### INPUT FOR THIS TASK
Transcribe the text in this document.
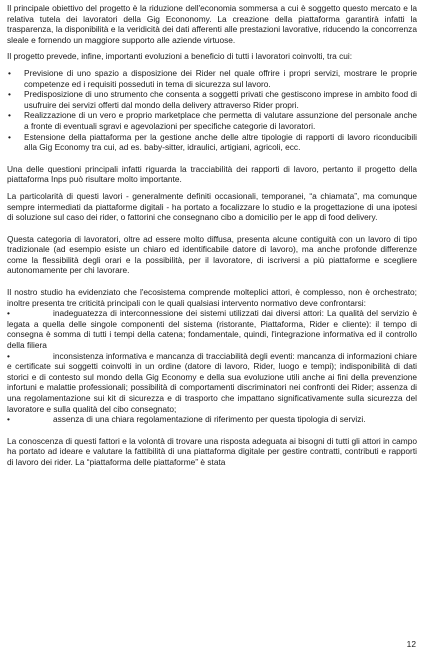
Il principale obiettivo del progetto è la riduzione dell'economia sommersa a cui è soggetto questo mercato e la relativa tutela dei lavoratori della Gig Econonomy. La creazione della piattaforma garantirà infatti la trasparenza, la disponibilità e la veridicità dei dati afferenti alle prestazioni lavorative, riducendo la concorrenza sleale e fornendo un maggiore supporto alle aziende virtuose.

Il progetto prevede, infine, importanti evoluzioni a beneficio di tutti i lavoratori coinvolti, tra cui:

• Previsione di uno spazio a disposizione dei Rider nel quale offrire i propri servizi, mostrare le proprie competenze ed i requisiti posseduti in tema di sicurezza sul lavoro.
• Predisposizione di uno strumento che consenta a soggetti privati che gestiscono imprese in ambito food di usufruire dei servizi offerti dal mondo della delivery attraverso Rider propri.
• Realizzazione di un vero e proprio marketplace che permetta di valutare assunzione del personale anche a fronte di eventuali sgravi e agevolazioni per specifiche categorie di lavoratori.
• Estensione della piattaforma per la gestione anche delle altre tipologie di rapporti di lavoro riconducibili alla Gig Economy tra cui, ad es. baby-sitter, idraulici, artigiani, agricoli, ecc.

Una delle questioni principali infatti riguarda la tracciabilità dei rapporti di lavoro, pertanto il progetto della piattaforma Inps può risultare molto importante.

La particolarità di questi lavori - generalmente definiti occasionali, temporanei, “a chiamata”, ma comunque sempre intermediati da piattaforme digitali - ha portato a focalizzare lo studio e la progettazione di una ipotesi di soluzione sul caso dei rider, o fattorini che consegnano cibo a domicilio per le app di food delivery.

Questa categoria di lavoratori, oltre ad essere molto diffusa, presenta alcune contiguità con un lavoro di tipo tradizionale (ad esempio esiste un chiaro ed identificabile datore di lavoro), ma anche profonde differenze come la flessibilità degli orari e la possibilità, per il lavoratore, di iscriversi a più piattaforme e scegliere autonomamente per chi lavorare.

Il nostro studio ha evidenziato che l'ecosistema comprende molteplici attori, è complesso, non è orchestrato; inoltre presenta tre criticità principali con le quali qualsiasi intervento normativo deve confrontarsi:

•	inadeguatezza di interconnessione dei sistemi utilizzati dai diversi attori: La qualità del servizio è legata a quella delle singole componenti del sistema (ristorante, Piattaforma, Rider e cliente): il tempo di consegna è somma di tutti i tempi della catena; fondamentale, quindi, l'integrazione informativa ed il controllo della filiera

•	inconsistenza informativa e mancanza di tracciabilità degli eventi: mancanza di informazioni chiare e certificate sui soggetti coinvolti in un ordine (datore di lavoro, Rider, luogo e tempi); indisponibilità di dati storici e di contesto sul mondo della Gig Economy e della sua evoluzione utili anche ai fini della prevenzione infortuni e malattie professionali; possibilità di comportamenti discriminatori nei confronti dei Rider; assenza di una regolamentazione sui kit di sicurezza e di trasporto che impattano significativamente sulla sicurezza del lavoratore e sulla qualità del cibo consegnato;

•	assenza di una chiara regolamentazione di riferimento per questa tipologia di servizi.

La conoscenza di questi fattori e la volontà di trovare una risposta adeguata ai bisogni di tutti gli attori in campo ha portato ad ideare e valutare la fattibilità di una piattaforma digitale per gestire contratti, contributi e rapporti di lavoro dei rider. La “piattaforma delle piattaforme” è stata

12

### GIVEN REQUEST
Locate the word "studio" in the data above. Copy every line carrying it.

### CORRECT ANSWER
La particolarità di questi lavori - generalmente definiti occasionali, temporanei, “a chiamata”, ma comunque sempre intermediati da piattaforme digitali - ha portato a focalizzare lo studio e la progettazione di una ipotesi di soluzione sul caso dei rider, o fattorini che consegnano cibo a domicilio per le app di food delivery.
Il nostro studio ha evidenziato che l'ecosistema comprende molteplici attori, è complesso, non è orchestrato; inoltre presenta tre criticità principali con le quali qualsiasi intervento normativo deve confrontarsi:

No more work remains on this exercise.